-- Start THE RECORDS --
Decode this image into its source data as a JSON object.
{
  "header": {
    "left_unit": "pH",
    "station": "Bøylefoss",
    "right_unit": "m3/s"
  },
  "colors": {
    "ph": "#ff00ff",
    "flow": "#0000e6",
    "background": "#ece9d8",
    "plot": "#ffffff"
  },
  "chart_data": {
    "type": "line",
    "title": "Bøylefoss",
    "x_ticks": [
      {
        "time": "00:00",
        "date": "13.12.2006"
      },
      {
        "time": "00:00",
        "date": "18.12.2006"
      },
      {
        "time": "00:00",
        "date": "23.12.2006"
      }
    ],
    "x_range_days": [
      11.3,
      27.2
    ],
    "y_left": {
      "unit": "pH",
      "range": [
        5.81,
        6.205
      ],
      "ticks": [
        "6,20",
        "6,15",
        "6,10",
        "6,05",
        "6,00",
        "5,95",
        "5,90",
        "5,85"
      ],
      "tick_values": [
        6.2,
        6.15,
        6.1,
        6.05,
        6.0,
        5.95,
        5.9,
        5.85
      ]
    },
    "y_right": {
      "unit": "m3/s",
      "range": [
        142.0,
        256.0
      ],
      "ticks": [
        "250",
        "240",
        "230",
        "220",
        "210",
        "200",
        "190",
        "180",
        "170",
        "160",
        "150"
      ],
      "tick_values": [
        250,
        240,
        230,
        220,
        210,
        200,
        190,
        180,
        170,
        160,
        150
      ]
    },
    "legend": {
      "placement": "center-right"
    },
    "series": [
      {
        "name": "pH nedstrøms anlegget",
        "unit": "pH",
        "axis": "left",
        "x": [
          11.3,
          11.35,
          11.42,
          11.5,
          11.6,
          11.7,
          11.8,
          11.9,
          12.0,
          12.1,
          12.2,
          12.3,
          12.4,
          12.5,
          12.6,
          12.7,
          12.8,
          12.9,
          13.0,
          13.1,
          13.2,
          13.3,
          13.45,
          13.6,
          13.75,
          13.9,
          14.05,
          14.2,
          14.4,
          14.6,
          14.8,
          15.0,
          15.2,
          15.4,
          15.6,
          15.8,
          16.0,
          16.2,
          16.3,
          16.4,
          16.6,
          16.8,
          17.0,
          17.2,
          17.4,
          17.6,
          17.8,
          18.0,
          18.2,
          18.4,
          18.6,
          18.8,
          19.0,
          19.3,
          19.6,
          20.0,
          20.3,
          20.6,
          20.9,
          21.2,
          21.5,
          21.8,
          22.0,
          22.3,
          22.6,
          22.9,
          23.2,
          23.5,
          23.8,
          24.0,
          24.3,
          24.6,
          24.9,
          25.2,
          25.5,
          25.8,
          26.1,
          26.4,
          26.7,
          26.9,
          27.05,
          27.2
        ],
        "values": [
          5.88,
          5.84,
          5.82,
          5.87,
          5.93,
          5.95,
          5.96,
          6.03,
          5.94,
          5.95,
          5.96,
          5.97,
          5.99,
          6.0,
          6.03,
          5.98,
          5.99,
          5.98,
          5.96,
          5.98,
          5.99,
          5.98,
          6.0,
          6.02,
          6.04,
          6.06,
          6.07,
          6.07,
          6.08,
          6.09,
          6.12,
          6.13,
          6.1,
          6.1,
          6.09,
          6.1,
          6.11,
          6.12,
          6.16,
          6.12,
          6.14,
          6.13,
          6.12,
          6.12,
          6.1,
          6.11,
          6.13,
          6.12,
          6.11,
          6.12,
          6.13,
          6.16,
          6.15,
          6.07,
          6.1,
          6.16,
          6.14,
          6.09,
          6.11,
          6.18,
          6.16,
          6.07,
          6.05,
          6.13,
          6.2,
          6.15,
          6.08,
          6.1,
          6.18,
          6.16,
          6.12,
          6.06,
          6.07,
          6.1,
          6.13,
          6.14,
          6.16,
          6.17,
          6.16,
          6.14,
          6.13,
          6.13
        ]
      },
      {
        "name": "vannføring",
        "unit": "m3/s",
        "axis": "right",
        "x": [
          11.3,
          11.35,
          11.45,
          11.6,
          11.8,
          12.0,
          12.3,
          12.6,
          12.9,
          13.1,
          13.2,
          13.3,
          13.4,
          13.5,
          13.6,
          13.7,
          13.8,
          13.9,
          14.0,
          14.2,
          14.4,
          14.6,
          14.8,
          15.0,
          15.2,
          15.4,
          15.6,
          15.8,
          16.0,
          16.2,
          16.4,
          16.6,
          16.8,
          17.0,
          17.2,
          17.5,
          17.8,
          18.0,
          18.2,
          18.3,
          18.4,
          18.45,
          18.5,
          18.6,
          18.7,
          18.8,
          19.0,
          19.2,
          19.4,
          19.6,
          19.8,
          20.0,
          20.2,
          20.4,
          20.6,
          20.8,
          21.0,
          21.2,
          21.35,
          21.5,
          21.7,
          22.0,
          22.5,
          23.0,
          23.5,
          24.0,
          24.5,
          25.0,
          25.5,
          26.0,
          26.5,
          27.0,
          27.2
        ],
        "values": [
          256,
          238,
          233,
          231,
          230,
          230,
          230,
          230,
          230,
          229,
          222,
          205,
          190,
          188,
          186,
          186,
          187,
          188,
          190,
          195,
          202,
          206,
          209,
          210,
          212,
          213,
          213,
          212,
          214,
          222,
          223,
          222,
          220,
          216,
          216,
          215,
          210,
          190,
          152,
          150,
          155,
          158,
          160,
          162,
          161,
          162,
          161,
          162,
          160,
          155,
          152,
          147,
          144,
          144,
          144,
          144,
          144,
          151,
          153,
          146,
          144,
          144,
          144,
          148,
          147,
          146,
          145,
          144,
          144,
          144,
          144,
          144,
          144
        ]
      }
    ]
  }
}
-- End THE RECORDS --
-- Start THE RECORDS --
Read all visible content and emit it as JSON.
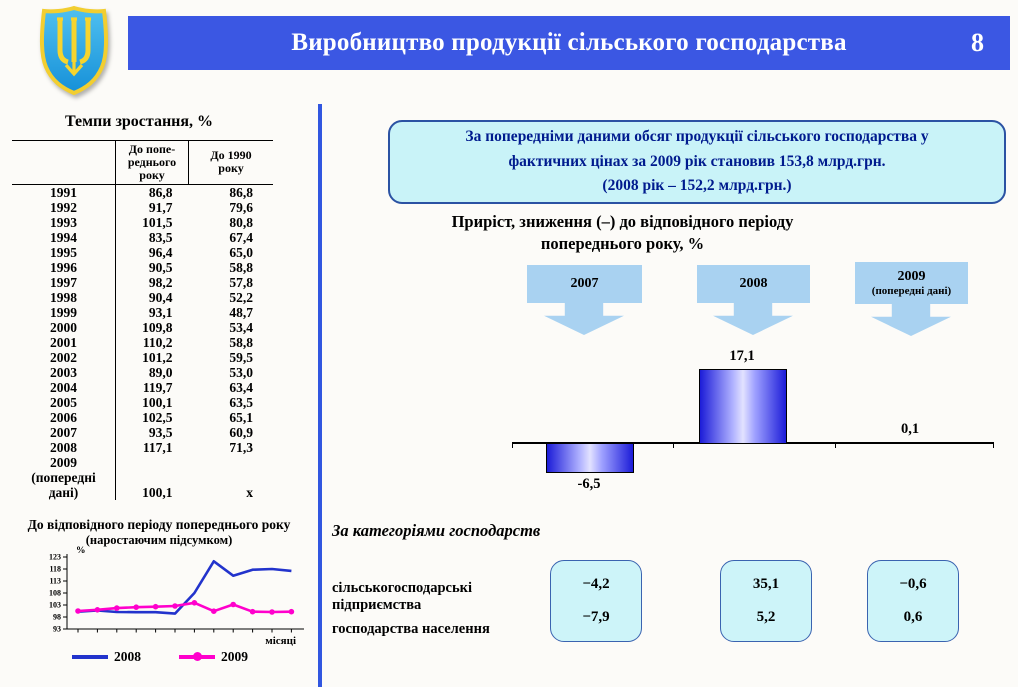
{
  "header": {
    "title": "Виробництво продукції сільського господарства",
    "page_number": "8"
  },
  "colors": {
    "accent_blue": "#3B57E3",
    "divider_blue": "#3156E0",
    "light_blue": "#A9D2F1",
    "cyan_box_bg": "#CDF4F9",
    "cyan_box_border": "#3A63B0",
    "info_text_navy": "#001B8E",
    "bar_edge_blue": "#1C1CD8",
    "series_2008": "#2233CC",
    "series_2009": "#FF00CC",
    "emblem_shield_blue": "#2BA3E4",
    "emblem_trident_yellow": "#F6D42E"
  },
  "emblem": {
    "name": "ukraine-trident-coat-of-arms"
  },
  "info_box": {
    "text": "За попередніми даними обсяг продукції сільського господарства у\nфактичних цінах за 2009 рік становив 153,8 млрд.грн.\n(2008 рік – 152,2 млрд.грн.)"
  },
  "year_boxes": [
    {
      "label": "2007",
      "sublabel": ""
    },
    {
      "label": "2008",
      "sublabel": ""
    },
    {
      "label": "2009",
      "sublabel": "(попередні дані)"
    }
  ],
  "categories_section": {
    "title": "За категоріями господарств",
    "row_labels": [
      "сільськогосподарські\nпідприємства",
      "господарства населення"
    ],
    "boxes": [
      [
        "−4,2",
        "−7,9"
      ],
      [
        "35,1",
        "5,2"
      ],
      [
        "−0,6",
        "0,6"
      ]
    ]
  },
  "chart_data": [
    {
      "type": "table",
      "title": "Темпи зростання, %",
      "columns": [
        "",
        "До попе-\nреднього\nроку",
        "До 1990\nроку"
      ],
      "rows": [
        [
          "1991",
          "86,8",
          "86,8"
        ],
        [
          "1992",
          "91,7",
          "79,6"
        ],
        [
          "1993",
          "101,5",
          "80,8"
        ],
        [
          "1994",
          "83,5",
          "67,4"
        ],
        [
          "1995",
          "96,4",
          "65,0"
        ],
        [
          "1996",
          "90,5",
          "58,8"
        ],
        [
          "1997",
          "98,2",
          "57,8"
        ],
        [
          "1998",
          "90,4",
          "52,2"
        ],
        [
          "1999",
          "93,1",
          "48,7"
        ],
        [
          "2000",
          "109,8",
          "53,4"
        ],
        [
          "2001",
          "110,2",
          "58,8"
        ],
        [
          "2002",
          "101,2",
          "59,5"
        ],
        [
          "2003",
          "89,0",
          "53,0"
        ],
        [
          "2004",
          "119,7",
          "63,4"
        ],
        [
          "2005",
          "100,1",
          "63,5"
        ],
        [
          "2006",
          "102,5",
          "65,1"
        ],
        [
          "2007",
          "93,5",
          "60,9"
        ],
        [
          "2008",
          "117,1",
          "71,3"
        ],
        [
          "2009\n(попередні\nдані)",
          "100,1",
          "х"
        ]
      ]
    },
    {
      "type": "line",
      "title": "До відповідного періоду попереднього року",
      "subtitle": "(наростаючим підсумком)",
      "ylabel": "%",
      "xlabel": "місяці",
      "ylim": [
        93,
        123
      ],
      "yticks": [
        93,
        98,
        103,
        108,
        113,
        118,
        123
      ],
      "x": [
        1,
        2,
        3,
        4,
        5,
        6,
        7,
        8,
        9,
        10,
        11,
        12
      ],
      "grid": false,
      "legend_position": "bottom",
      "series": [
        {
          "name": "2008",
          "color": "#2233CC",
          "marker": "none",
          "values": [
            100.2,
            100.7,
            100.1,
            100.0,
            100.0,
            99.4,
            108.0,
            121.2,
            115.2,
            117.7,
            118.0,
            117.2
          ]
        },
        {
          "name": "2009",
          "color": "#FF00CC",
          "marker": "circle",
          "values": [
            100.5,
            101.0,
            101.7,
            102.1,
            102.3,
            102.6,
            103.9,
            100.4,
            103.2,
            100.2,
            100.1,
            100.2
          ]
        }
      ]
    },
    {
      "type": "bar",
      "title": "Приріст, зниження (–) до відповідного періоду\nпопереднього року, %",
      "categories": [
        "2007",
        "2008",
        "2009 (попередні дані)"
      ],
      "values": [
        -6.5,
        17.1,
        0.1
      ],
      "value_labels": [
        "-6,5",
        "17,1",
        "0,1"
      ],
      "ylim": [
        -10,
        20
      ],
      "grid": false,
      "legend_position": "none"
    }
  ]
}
-- End THE RECORDS --
-- Start THE RECORDS --
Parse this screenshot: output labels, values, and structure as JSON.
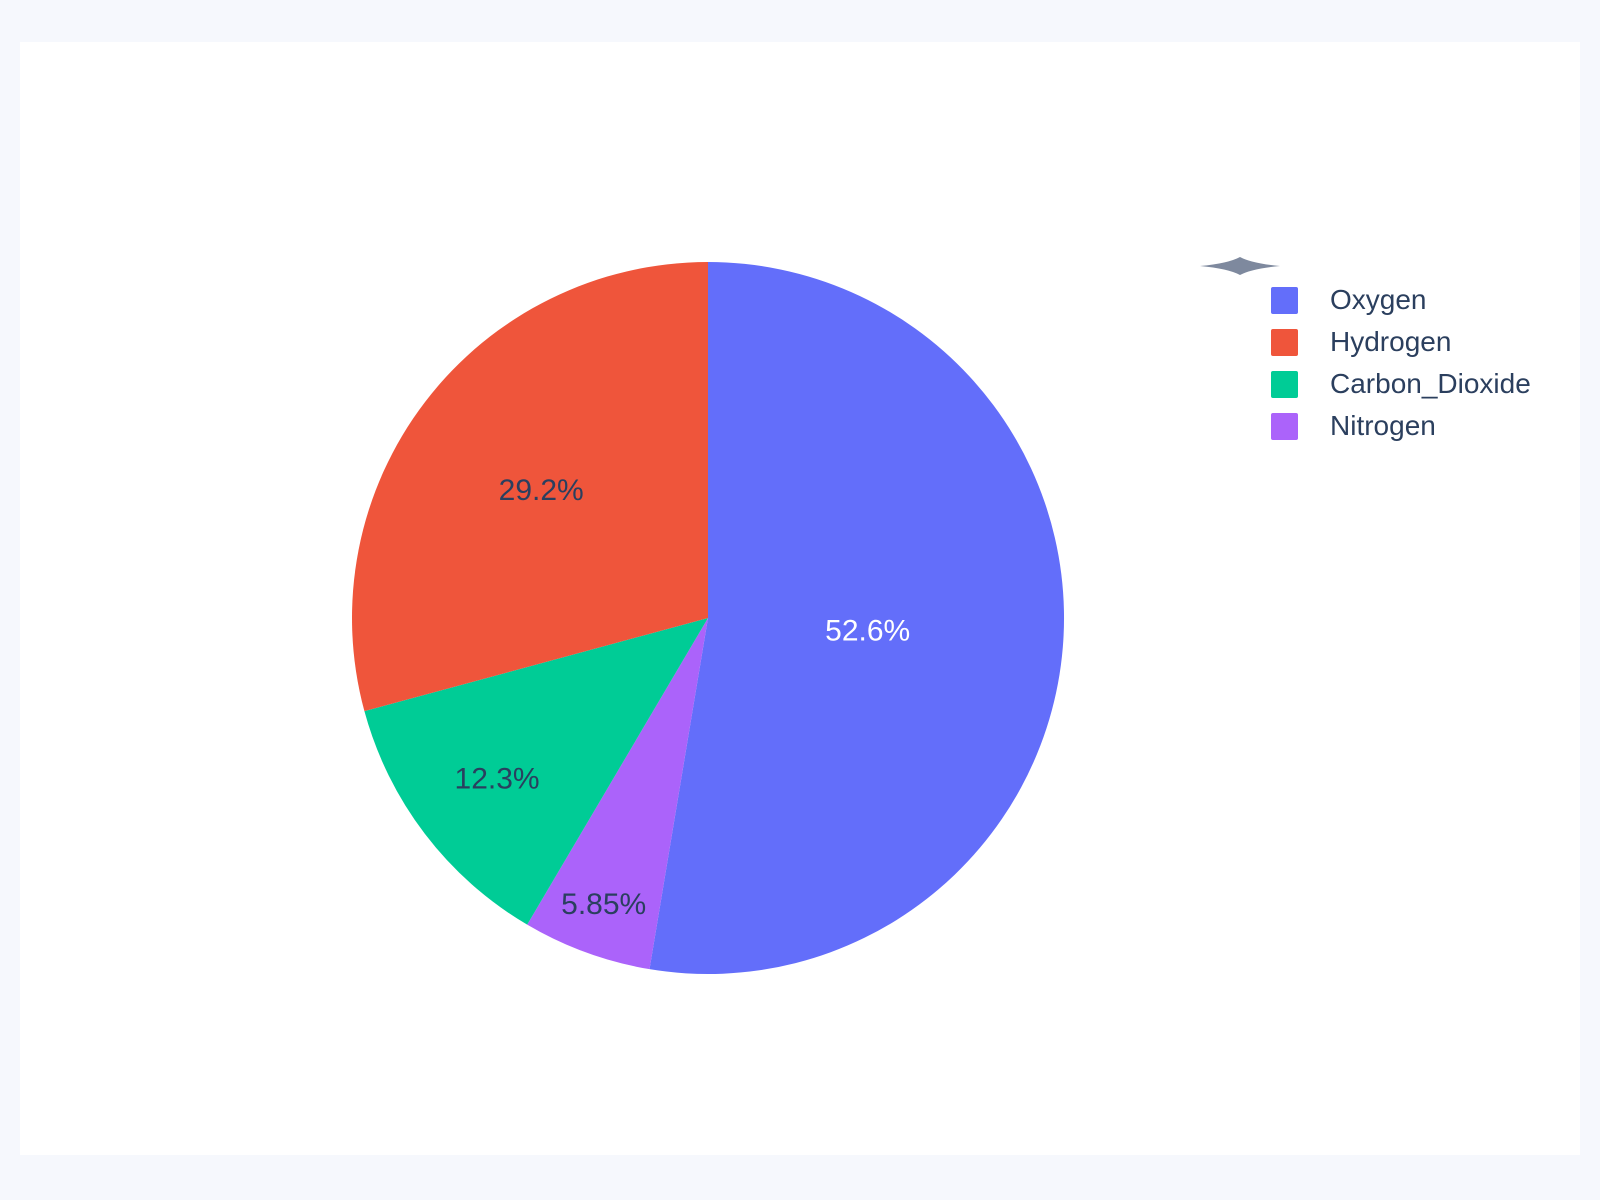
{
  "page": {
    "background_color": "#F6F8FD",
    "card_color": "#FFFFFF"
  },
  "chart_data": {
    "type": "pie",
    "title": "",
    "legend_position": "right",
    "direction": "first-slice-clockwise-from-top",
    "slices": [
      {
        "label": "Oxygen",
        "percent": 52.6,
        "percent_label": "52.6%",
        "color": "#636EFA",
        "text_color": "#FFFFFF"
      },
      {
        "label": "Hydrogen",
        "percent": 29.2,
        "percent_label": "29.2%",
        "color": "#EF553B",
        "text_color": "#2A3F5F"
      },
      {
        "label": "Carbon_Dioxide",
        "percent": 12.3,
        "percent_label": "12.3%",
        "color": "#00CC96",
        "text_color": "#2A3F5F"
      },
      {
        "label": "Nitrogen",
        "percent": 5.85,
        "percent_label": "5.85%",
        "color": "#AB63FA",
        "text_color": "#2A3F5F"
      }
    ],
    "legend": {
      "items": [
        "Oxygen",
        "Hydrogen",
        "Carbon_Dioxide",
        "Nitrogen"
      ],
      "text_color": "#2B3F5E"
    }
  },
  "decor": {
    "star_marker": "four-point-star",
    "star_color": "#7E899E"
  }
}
-- End THE RECORDS --
Select the lines from the entries that include the word "відповідного".

# [THE RESPONSE]
      "title": "До відповідного періоду попереднього року",
      "title": "Приріст, зниження (–) до відповідного періоду\nпопереднього року, %",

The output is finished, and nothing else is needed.